Selected extract:

◇ ◇ ◇ ◇ ◇ ◇ ◇

Any day now, the Big Ten is expected to release its updated 2020 football schedule.
And any day now, the Earth could be swallowed by the sun.
That’s because The Game could become The Opener, with Ohio State and Michigan being slated to play ... in September.
With the Big Ten reportedly considering a 10-game, conference-only schedule that would be frontloaded with divisional contests, anything is possible, including, yes, the Buckeyes and Wolverines batting leadoff.
I’m not sure about you, but I don’t like this idea.
I love it.
OK, that’s not entirely true.
What I’d really love — and what most of us would really love — is a normal season that escalates to the crescendo of our favorite creature comfort: Ohio State and Michigan cracking heads at the end of the regular season.
That’s where the game belongs, and that’s where it’s resided on the schedule almost every year since 1942, with two exceptions. Michigan played a final regular-season game at Hawaii in 1986 and 1998.

◇ ◇ ◇ ◇ ◇ ◇ ◇

Material provided:
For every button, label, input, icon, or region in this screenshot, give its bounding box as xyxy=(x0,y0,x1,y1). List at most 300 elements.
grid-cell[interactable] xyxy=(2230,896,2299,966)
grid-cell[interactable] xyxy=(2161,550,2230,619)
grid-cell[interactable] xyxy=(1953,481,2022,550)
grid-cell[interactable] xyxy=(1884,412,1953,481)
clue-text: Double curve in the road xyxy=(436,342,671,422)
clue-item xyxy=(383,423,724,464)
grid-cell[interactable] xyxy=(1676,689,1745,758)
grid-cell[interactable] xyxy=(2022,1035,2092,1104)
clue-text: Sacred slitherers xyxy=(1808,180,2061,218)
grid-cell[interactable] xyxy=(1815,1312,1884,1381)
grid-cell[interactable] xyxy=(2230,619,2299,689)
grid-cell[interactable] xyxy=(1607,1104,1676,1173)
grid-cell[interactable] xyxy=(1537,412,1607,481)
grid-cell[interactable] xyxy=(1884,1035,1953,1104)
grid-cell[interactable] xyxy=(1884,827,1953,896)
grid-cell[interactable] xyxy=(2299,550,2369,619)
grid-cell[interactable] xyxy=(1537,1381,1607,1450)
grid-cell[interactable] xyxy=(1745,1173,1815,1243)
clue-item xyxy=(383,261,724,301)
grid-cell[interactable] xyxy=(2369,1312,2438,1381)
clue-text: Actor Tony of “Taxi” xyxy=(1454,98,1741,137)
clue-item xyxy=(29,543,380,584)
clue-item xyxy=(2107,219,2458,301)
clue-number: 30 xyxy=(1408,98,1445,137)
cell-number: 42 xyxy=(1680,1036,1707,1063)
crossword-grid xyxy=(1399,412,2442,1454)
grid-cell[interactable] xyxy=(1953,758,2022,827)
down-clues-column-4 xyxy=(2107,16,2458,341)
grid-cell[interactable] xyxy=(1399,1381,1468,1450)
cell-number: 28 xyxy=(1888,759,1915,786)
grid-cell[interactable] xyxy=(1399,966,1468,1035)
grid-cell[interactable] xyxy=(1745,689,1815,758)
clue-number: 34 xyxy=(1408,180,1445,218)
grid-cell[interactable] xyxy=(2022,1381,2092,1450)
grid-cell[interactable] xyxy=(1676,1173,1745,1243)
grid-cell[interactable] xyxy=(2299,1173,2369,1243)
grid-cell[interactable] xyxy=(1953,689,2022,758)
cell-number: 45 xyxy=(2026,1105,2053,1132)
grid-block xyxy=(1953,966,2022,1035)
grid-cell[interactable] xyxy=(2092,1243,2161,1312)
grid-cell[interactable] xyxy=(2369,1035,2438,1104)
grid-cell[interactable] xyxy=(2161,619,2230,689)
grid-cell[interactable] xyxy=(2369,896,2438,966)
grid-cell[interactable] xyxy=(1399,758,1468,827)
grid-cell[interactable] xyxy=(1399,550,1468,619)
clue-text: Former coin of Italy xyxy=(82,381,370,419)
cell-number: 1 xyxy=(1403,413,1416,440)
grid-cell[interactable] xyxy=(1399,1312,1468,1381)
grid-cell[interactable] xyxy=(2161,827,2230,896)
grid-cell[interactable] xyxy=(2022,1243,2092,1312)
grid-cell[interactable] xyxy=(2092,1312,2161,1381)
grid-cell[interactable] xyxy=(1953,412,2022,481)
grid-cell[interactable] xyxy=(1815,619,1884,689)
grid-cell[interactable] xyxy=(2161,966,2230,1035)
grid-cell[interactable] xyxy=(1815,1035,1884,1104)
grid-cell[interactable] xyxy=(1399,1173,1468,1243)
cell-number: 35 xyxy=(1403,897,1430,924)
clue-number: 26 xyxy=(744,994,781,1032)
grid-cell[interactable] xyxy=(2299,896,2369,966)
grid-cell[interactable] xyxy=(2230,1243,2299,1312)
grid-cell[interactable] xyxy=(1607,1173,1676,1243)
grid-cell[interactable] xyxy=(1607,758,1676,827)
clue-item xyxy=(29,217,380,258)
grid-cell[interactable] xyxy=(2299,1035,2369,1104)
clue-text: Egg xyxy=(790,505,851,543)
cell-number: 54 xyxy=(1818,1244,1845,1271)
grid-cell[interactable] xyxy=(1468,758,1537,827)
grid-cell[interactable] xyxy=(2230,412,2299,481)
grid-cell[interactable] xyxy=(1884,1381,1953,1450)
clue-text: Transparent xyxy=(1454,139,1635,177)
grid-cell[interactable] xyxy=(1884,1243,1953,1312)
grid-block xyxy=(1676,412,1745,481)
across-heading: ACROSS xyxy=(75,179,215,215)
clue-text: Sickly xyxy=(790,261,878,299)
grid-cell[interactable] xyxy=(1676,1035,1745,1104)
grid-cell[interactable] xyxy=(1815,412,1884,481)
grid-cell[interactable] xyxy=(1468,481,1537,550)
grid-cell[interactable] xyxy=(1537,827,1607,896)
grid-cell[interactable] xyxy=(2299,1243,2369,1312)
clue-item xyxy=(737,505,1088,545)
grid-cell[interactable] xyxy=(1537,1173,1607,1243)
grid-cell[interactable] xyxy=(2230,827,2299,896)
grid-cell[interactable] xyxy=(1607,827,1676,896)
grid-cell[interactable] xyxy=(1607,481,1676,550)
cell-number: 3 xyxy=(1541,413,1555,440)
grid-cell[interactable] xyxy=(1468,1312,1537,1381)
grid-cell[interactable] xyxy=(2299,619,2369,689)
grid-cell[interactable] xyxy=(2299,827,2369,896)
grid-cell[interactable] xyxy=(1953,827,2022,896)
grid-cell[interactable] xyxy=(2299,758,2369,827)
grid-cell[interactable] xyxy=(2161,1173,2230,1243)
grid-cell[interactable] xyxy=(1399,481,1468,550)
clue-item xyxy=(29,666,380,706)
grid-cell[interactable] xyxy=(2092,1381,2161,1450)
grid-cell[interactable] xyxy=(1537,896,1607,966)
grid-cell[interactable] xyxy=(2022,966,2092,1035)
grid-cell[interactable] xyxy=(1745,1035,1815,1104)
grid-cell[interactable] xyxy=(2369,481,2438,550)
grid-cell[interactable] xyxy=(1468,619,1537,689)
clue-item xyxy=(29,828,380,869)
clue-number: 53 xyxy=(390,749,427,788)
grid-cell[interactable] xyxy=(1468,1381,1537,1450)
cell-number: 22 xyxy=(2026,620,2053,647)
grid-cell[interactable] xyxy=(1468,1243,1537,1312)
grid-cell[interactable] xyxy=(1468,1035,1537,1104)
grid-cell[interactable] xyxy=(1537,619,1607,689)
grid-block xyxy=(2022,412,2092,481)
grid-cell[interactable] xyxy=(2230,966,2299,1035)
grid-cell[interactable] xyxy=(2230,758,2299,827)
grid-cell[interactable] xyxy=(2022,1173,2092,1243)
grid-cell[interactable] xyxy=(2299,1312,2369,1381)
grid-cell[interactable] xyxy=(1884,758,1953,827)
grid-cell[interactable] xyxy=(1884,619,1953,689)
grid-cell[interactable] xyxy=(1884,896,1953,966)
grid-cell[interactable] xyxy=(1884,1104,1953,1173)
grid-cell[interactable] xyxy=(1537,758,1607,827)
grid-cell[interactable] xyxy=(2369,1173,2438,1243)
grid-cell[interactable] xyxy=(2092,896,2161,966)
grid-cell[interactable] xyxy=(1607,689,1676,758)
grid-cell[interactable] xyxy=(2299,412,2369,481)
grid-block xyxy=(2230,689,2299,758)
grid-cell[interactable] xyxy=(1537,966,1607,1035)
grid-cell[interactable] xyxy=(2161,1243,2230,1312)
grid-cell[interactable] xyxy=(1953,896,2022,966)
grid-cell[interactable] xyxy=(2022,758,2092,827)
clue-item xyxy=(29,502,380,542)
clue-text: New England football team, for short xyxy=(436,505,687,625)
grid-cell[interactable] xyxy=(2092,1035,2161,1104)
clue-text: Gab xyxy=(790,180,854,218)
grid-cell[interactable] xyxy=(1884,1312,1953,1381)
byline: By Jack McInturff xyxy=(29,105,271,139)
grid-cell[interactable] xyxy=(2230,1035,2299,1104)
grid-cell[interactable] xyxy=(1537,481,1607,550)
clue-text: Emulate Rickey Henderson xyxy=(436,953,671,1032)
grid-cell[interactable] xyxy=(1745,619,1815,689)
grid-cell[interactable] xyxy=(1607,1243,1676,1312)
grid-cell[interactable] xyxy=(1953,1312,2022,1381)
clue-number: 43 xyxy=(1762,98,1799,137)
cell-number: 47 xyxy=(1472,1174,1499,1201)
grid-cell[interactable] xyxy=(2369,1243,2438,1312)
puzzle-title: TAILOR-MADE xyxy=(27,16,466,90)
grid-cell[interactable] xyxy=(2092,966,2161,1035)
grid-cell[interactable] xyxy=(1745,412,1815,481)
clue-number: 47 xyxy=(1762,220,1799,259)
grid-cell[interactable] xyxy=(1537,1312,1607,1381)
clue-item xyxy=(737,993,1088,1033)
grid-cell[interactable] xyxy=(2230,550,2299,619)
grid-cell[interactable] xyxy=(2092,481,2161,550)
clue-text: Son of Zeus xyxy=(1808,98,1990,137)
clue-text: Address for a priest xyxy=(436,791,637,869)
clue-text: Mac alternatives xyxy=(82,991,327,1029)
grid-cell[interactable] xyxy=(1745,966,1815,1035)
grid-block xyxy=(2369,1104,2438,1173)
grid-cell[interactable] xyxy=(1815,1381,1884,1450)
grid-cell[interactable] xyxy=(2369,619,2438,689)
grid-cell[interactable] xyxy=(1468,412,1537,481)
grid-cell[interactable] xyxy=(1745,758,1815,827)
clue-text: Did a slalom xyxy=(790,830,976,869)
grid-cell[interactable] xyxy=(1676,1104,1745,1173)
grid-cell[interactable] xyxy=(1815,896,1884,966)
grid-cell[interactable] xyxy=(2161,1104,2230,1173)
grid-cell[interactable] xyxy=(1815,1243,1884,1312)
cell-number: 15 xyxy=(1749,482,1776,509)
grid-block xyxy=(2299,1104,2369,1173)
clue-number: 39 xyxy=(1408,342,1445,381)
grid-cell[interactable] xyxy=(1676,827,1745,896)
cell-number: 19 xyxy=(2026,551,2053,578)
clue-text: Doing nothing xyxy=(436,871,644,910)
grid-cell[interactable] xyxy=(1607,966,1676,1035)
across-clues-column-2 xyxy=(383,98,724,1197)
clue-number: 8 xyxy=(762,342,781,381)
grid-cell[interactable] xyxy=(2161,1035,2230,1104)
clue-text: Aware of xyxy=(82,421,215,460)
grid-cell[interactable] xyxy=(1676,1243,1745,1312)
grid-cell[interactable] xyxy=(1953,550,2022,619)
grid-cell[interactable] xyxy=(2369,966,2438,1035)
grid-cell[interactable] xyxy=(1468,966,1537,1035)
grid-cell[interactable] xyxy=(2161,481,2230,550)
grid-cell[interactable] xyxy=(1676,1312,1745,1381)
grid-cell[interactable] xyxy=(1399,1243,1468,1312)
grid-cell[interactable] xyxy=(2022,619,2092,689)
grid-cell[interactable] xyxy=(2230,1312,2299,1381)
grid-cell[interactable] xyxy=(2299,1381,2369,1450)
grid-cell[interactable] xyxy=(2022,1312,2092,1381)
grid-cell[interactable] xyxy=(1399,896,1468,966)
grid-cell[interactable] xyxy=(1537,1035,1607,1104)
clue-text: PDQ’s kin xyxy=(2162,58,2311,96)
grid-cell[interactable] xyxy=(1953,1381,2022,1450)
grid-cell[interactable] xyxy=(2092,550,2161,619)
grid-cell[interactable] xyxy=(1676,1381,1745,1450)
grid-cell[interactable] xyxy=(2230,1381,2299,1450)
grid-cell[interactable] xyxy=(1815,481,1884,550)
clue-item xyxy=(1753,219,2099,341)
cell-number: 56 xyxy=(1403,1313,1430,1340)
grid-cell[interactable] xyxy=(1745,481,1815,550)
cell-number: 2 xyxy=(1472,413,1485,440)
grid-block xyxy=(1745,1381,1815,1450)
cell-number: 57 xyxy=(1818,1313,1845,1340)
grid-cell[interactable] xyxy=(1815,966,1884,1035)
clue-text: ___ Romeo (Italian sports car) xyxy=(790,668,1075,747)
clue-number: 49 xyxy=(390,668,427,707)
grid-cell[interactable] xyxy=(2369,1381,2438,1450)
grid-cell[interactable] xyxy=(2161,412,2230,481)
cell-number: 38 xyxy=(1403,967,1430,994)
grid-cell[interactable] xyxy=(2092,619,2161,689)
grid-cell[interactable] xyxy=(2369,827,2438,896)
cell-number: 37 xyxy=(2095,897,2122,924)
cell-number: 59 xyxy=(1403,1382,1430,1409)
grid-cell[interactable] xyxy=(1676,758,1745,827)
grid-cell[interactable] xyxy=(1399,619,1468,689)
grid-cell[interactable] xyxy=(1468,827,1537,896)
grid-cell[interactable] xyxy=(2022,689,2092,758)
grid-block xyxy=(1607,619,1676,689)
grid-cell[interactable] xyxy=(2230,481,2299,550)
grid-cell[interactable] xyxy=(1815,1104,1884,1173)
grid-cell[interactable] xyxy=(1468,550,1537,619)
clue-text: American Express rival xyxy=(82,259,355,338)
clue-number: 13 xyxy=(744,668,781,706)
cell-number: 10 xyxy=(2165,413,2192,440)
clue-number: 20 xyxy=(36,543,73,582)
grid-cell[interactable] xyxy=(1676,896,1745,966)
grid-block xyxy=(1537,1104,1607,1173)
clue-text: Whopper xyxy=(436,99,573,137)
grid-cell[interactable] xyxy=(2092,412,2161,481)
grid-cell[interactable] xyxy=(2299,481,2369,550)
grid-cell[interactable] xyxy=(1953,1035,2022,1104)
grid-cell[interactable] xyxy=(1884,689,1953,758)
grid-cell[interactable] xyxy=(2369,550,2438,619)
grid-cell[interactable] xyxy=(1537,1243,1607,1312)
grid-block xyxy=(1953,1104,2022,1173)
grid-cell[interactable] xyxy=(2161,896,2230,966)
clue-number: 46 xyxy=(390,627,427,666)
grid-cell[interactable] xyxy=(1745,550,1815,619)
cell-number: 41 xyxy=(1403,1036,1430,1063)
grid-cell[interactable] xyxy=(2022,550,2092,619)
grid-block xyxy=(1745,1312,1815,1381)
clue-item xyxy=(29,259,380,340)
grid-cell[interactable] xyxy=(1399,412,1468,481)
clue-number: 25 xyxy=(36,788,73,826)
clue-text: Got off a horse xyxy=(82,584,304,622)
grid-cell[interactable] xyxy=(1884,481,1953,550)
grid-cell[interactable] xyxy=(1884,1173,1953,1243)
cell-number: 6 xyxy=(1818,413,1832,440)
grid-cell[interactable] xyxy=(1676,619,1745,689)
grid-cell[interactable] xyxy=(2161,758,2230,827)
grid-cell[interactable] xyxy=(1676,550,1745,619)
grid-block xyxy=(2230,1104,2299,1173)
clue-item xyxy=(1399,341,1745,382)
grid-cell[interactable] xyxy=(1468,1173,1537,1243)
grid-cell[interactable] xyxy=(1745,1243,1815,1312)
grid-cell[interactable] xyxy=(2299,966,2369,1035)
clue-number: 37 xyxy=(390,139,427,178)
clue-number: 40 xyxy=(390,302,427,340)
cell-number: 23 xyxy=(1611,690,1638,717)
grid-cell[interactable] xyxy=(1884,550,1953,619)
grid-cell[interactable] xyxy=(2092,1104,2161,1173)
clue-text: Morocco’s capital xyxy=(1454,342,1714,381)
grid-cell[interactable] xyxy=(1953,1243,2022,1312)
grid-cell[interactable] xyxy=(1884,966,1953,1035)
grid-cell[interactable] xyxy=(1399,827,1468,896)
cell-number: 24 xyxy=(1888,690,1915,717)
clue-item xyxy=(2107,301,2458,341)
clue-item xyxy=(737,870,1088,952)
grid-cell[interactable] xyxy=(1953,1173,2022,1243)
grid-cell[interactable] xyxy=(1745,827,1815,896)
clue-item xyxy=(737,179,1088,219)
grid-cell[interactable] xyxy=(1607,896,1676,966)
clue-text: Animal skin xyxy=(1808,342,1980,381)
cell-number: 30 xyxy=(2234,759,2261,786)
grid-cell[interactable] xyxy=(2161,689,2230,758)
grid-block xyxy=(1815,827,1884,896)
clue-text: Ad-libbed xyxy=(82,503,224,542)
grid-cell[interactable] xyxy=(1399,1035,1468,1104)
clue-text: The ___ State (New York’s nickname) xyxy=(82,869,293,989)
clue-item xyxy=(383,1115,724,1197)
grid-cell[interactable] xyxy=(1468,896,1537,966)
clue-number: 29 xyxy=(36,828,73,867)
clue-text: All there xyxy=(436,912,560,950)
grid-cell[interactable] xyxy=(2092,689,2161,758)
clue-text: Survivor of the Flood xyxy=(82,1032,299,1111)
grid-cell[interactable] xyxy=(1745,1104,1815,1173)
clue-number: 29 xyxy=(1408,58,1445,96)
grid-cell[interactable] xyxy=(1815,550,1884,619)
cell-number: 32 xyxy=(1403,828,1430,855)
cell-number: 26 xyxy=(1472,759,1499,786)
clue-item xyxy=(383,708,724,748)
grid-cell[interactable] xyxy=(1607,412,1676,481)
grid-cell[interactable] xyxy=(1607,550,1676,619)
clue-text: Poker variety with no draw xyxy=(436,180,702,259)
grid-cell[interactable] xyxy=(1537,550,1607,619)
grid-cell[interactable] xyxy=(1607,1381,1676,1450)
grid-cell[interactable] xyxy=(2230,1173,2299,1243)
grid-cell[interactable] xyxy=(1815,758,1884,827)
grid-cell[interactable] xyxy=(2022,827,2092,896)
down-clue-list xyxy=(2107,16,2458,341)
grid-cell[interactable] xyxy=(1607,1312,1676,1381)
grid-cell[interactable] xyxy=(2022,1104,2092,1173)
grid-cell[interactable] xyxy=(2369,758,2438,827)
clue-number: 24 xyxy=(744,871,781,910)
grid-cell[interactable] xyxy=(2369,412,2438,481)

◇ ◇ ◇ ◇ ◇ ◇ ◇

Work instructions:
1 - Translate this sentence from the piece on the Big Ten schedule into Spanish: "With the Big Ten reportedly considering a 10-game, conference-only schedule that would be frontloaded with divisional contests, anything is possible, including, yes, the Buckeyes and Wolverines batting leadoff."
2 - Carry on the piece about the Ohio State–Michigan game and the Big Ten schedule from its final sentence.
The listing is separate material.

Answer set:
1 - Con el Big Ten considerando, según se informa, un calendario de 10 partidos solo de conferencia que concentraría al principio los enfrentamientos de división, todo es posible, incluso, sí, que los Buckeyes y los Wolverines abran la temporada.

2 -
In our imaginations, the magic of the rivalry is the year-long anticipation, the entire season building up to that chilled final Saturday of November, the game meaning everything, whether everything is on the line or not.
And if you want to argue that messing with the date would diminish the greatest rivalry in sports, I’d be there right there with you ... in any other year.
But this year? Not so much.
If I may offer the Big Ten one piece of advice in assembling the modified schedule, here goes: Live a little.
There’s nothing in 2020 that can be considered too much of a break with tradition. Everything is a break with tradition. Urban Meyer could join Jim Harbaugh’s staff as the coach in waiting at Michigan, and the year wouldn’t be any weirder.
I appreciate the idea of keeping Ohio State-Michigan as the finale, dangling it out there as a reward if college football is able to successfully cross the 10,000-mile bridge from September to the end of the season.
But, again, if ever there was a year to flip everything on its head, this is it.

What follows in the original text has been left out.